[Records from a data source]
## begin

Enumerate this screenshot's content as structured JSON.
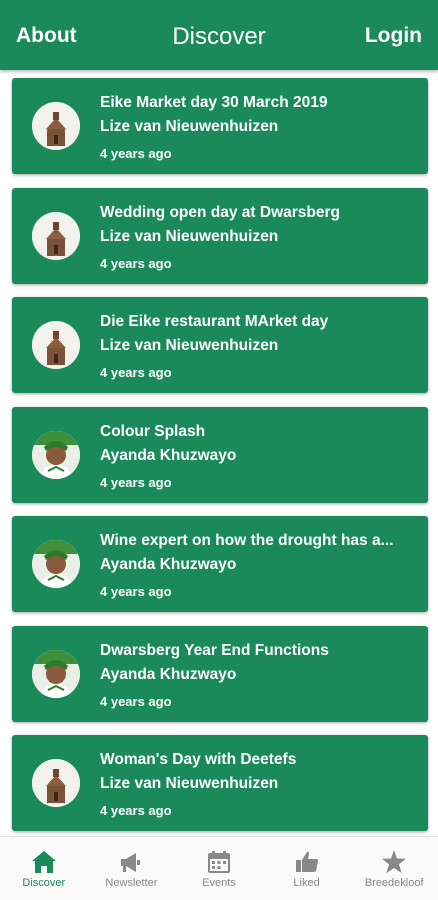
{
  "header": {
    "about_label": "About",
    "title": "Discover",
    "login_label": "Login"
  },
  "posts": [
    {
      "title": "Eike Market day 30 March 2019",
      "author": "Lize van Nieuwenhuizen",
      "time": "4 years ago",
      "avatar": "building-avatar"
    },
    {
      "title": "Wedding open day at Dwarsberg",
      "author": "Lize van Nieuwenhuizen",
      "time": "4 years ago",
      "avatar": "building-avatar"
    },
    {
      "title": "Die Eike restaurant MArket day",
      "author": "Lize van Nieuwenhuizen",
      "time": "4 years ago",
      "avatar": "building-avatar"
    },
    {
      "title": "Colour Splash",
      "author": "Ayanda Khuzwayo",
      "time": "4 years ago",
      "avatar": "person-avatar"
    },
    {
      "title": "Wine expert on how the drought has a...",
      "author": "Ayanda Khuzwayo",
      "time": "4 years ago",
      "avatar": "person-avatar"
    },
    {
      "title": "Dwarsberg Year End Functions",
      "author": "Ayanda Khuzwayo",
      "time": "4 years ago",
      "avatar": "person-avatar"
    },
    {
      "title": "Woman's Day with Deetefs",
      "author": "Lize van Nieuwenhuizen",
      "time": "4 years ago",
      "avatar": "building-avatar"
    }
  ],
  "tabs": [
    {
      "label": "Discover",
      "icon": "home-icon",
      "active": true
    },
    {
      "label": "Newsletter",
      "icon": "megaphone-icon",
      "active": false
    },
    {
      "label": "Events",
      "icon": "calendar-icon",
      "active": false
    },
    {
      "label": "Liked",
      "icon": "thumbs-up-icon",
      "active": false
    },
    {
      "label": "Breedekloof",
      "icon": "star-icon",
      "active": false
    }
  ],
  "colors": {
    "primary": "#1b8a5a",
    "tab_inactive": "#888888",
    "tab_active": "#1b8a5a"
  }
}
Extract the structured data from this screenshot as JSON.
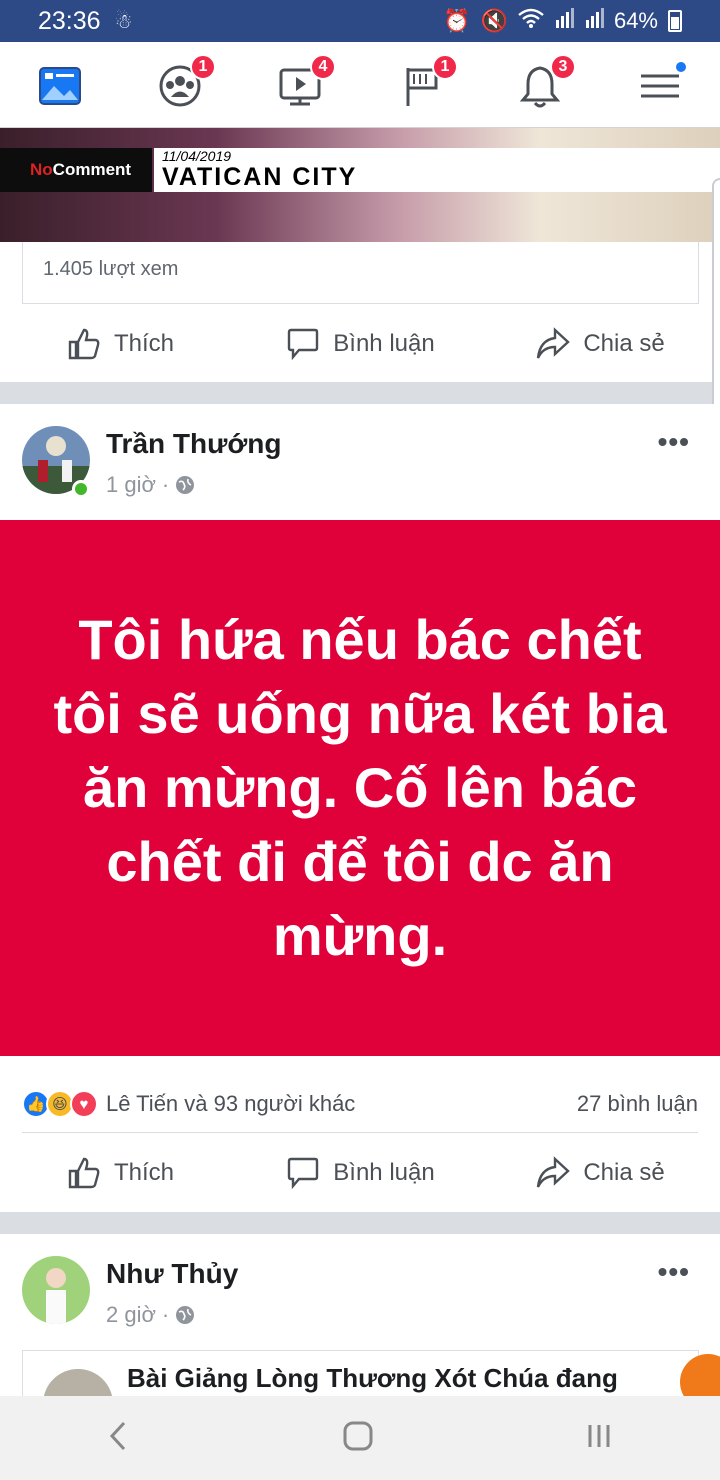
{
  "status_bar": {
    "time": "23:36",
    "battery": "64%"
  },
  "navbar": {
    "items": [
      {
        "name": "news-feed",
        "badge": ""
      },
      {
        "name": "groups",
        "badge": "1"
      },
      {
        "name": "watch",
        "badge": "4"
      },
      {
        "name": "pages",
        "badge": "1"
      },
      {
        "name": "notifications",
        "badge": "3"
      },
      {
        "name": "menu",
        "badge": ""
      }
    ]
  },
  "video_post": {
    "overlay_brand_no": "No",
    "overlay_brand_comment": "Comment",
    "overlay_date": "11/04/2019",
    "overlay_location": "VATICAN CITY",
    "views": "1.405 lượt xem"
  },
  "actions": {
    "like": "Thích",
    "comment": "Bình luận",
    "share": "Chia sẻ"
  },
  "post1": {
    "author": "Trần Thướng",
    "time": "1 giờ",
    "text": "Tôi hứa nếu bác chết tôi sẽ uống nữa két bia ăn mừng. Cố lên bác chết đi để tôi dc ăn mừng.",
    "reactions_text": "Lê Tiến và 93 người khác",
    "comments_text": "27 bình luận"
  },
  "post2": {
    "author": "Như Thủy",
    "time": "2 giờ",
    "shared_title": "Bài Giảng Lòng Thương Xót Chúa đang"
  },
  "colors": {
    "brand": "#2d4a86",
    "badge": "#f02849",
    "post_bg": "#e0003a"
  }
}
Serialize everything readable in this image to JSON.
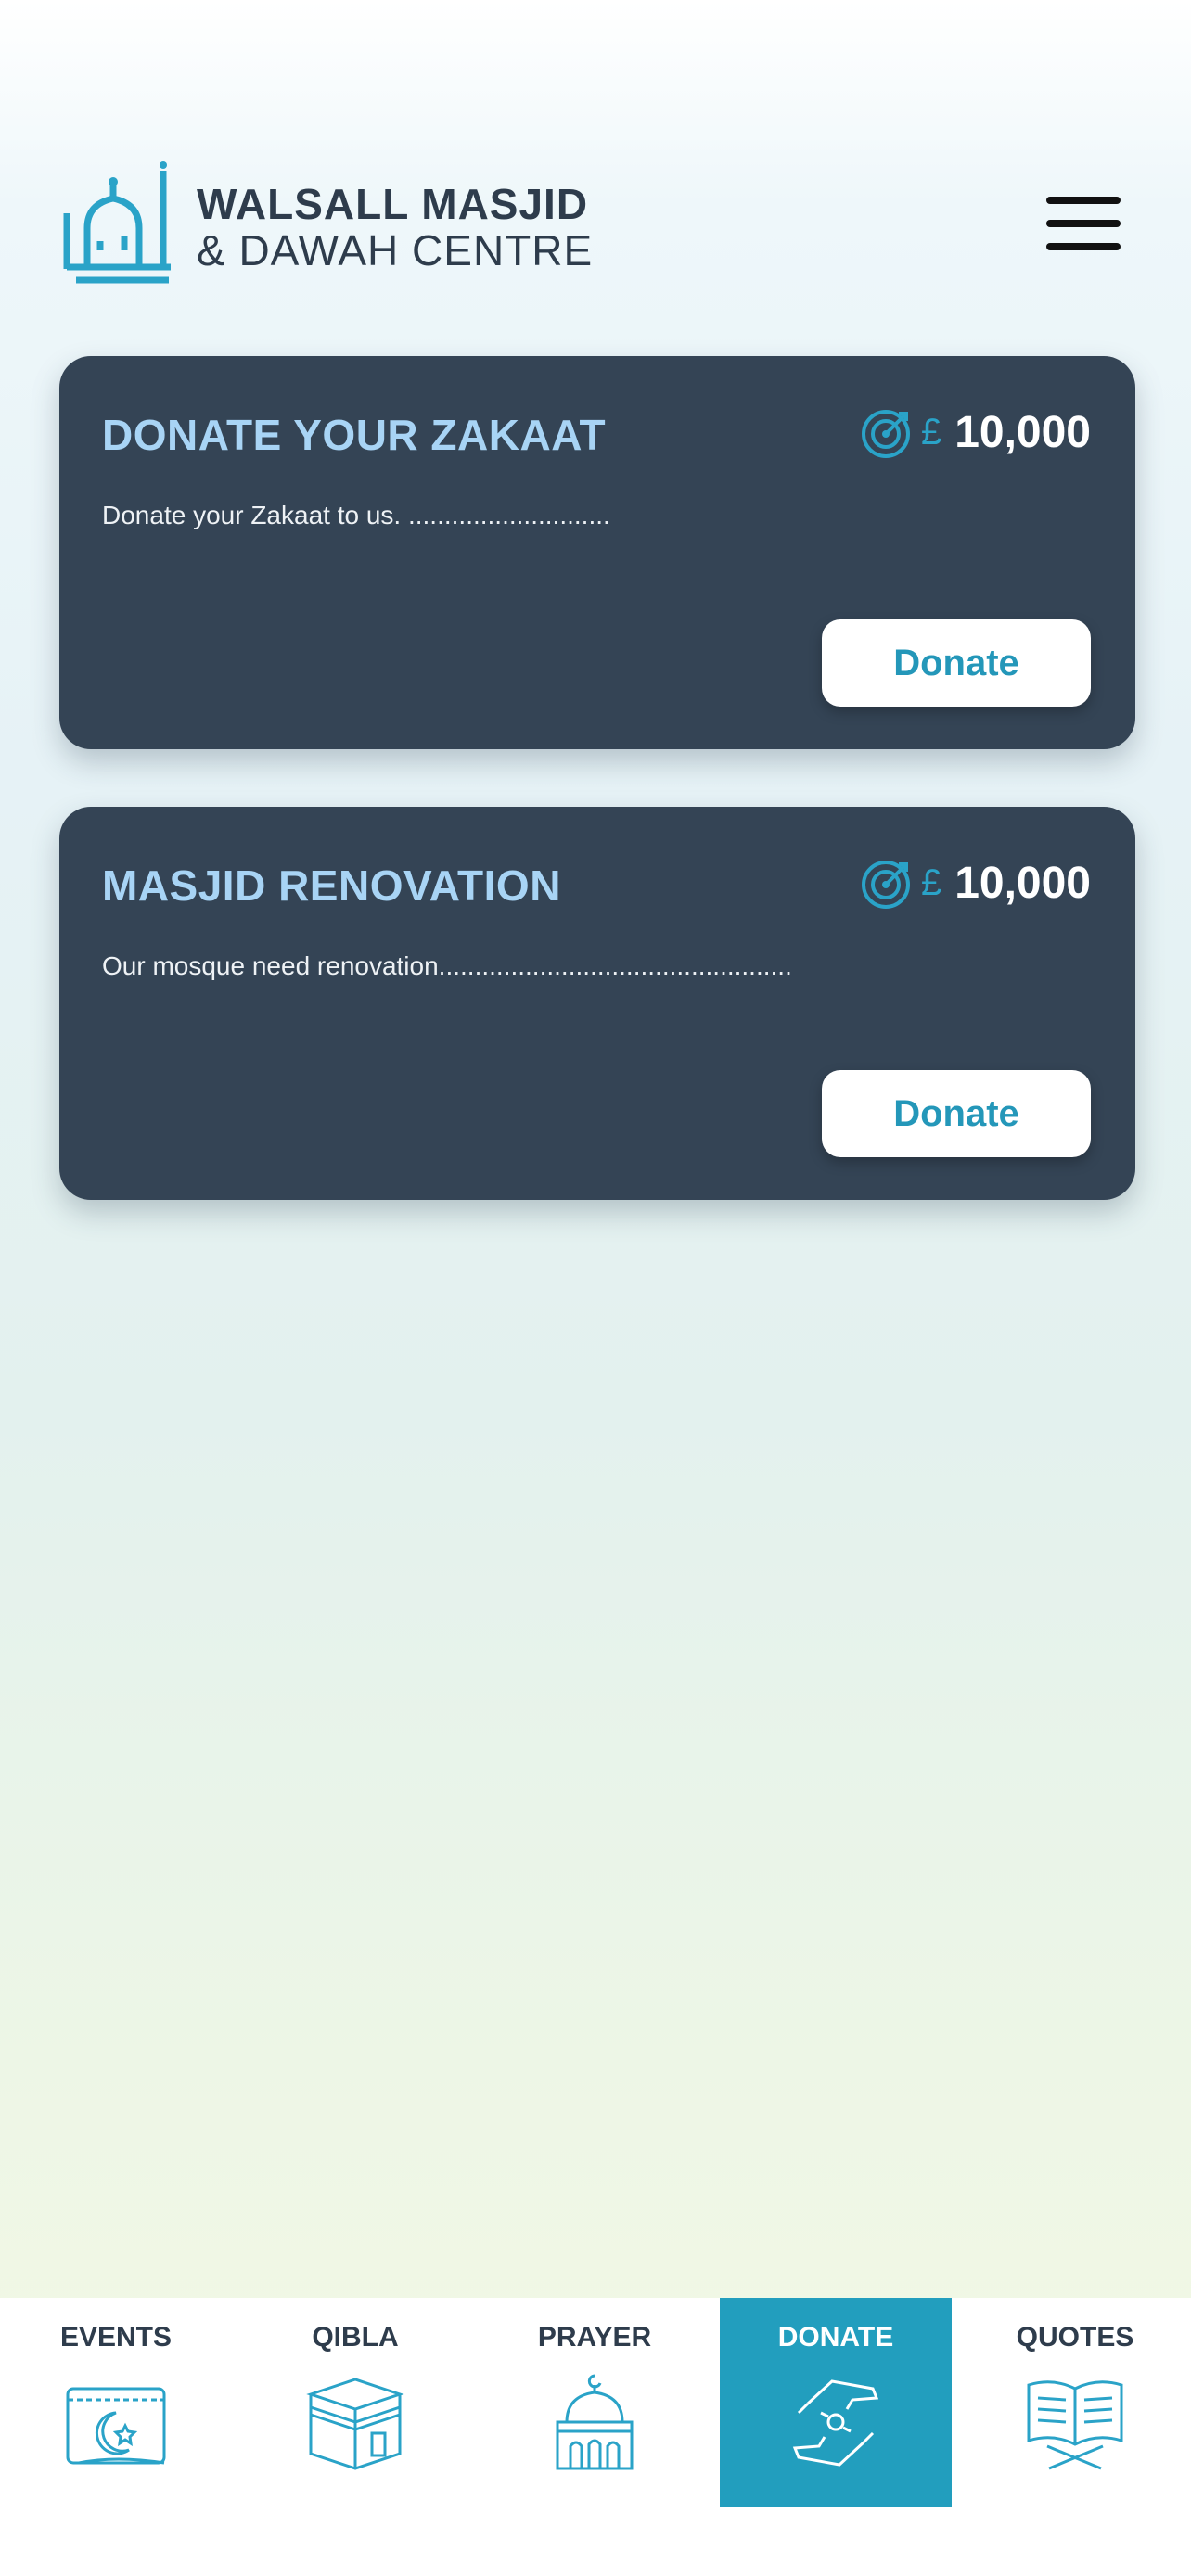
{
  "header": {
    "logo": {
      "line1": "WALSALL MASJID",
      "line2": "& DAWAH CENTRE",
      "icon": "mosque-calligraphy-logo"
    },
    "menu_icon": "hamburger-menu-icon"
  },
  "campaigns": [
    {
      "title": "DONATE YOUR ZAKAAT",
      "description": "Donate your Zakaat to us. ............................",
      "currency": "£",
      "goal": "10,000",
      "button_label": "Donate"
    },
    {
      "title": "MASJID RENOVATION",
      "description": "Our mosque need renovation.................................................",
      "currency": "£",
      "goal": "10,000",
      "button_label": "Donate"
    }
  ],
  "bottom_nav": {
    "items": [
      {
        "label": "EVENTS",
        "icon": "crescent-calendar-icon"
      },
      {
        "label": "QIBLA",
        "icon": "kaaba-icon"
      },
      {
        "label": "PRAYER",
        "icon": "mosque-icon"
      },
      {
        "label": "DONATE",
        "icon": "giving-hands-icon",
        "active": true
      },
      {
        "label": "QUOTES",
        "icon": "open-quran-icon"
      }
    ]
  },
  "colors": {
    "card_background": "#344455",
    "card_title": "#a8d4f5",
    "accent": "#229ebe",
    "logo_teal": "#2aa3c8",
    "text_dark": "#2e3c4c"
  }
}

## end

> [YOUR OBJECTIVE]: The records above are to be restated exactly, without their pictures.

> [THE RESPONSE]:
Enumerate this screenshot's content as structured JSON.
{
  "header": {
    "about_label": "About",
    "title": "Discover",
    "login_label": "Login"
  },
  "posts": [
    {
      "title": "Eike Market day 30 March 2019",
      "author": "Lize van Nieuwenhuizen",
      "time": "4 years ago",
      "avatar": "building-avatar"
    },
    {
      "title": "Wedding open day at Dwarsberg",
      "author": "Lize van Nieuwenhuizen",
      "time": "4 years ago",
      "avatar": "building-avatar"
    },
    {
      "title": "Die Eike restaurant MArket day",
      "author": "Lize van Nieuwenhuizen",
      "time": "4 years ago",
      "avatar": "building-avatar"
    },
    {
      "title": "Colour Splash",
      "author": "Ayanda Khuzwayo",
      "time": "4 years ago",
      "avatar": "person-avatar"
    },
    {
      "title": "Wine expert on how the drought has a...",
      "author": "Ayanda Khuzwayo",
      "time": "4 years ago",
      "avatar": "person-avatar"
    },
    {
      "title": "Dwarsberg Year End Functions",
      "author": "Ayanda Khuzwayo",
      "time": "4 years ago",
      "avatar": "person-avatar"
    },
    {
      "title": "Woman's Day with Deetefs",
      "author": "Lize van Nieuwenhuizen",
      "time": "4 years ago",
      "avatar": "building-avatar"
    }
  ],
  "tabs": [
    {
      "label": "Discover",
      "icon": "home-icon",
      "active": true
    },
    {
      "label": "Newsletter",
      "icon": "megaphone-icon",
      "active": false
    },
    {
      "label": "Events",
      "icon": "calendar-icon",
      "active": false
    },
    {
      "label": "Liked",
      "icon": "thumbs-up-icon",
      "active": false
    },
    {
      "label": "Breedekloof",
      "icon": "star-icon",
      "active": false
    }
  ],
  "colors": {
    "primary": "#1b8a5a",
    "tab_inactive": "#888888",
    "tab_active": "#1b8a5a"
  }
}
Extract the structured data from this screenshot as JSON.
{
  "status_bar": {
    "time": "23:36",
    "battery": "64%"
  },
  "navbar": {
    "items": [
      {
        "name": "news-feed",
        "badge": ""
      },
      {
        "name": "groups",
        "badge": "1"
      },
      {
        "name": "watch",
        "badge": "4"
      },
      {
        "name": "pages",
        "badge": "1"
      },
      {
        "name": "notifications",
        "badge": "3"
      },
      {
        "name": "menu",
        "badge": ""
      }
    ]
  },
  "video_post": {
    "overlay_brand_no": "No",
    "overlay_brand_comment": "Comment",
    "overlay_date": "11/04/2019",
    "overlay_location": "VATICAN CITY",
    "views": "1.405 lượt xem"
  },
  "actions": {
    "like": "Thích",
    "comment": "Bình luận",
    "share": "Chia sẻ"
  },
  "post1": {
    "author": "Trần Thướng",
    "time": "1 giờ",
    "text": "Tôi hứa nếu bác chết tôi sẽ uống nữa két bia ăn mừng. Cố lên bác chết đi để tôi dc ăn mừng.",
    "reactions_text": "Lê Tiến và 93 người khác",
    "comments_text": "27 bình luận"
  },
  "post2": {
    "author": "Như Thủy",
    "time": "2 giờ",
    "shared_title": "Bài Giảng Lòng Thương Xót Chúa đang"
  },
  "colors": {
    "brand": "#2d4a86",
    "badge": "#f02849",
    "post_bg": "#e0003a"
  }
}
Serialize everything readable in this image to JSON.
{
  "header": {
    "logo": {
      "line1": "WALSALL MASJID",
      "line2": "& DAWAH CENTRE",
      "icon": "mosque-calligraphy-logo"
    },
    "menu_icon": "hamburger-menu-icon"
  },
  "campaigns": [
    {
      "title": "DONATE YOUR ZAKAAT",
      "description": "Donate your Zakaat to us. ............................",
      "currency": "£",
      "goal": "10,000",
      "button_label": "Donate"
    },
    {
      "title": "MASJID RENOVATION",
      "description": "Our mosque need renovation.................................................",
      "currency": "£",
      "goal": "10,000",
      "button_label": "Donate"
    }
  ],
  "bottom_nav": {
    "items": [
      {
        "label": "EVENTS",
        "icon": "crescent-calendar-icon"
      },
      {
        "label": "QIBLA",
        "icon": "kaaba-icon"
      },
      {
        "label": "PRAYER",
        "icon": "mosque-icon"
      },
      {
        "label": "DONATE",
        "icon": "giving-hands-icon",
        "active": true
      },
      {
        "label": "QUOTES",
        "icon": "open-quran-icon"
      }
    ]
  },
  "colors": {
    "card_background": "#344455",
    "card_title": "#a8d4f5",
    "accent": "#229ebe",
    "logo_teal": "#2aa3c8",
    "text_dark": "#2e3c4c"
  }
}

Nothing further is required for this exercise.